DIRECTION: Every line that includes the word "Uric" is to be listed.

##########

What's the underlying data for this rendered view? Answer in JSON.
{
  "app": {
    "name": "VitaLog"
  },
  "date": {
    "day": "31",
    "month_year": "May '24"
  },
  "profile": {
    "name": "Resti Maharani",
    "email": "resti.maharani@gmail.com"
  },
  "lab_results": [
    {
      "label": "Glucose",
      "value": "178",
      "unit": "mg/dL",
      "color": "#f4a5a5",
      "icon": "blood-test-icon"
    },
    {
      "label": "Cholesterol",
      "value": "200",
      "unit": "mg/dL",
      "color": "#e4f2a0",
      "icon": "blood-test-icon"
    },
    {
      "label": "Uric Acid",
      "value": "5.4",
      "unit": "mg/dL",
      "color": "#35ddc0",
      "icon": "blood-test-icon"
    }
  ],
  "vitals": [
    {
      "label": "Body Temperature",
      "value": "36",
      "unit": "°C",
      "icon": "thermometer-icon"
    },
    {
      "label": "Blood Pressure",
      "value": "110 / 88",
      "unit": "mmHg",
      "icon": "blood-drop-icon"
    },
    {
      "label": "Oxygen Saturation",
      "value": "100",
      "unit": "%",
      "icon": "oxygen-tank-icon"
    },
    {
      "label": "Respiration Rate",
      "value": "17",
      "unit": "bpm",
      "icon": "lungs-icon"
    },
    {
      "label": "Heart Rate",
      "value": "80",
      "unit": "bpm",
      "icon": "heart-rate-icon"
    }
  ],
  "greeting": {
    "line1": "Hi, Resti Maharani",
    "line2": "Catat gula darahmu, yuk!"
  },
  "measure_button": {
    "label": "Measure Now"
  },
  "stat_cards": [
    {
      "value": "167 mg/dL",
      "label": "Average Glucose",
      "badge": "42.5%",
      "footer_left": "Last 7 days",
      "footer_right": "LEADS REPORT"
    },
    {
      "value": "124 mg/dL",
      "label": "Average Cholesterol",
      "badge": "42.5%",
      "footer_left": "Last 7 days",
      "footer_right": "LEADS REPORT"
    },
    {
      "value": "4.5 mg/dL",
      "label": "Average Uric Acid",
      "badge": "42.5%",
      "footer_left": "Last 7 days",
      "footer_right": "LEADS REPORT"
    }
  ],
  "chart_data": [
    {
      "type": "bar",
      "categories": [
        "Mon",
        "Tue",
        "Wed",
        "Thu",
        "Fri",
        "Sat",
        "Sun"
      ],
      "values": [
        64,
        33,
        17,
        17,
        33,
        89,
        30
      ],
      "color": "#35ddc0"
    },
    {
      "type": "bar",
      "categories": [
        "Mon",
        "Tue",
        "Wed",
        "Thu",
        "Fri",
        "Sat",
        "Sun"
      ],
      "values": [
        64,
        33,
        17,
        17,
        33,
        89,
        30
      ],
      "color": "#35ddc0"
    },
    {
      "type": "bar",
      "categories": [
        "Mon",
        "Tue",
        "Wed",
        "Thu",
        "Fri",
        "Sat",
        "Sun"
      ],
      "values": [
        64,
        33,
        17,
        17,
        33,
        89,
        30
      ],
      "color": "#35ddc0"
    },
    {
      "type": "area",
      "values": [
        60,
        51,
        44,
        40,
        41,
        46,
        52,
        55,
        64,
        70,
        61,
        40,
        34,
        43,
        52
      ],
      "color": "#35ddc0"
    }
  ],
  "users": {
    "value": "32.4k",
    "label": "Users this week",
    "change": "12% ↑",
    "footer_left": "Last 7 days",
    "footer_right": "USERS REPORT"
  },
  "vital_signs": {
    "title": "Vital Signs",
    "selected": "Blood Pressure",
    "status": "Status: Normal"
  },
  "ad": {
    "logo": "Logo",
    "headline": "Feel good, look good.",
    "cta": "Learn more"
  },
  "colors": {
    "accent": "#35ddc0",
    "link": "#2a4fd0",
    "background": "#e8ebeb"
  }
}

##########

FINISHED TASK:
      "label": "Uric Acid",
      "label": "Average Uric Acid",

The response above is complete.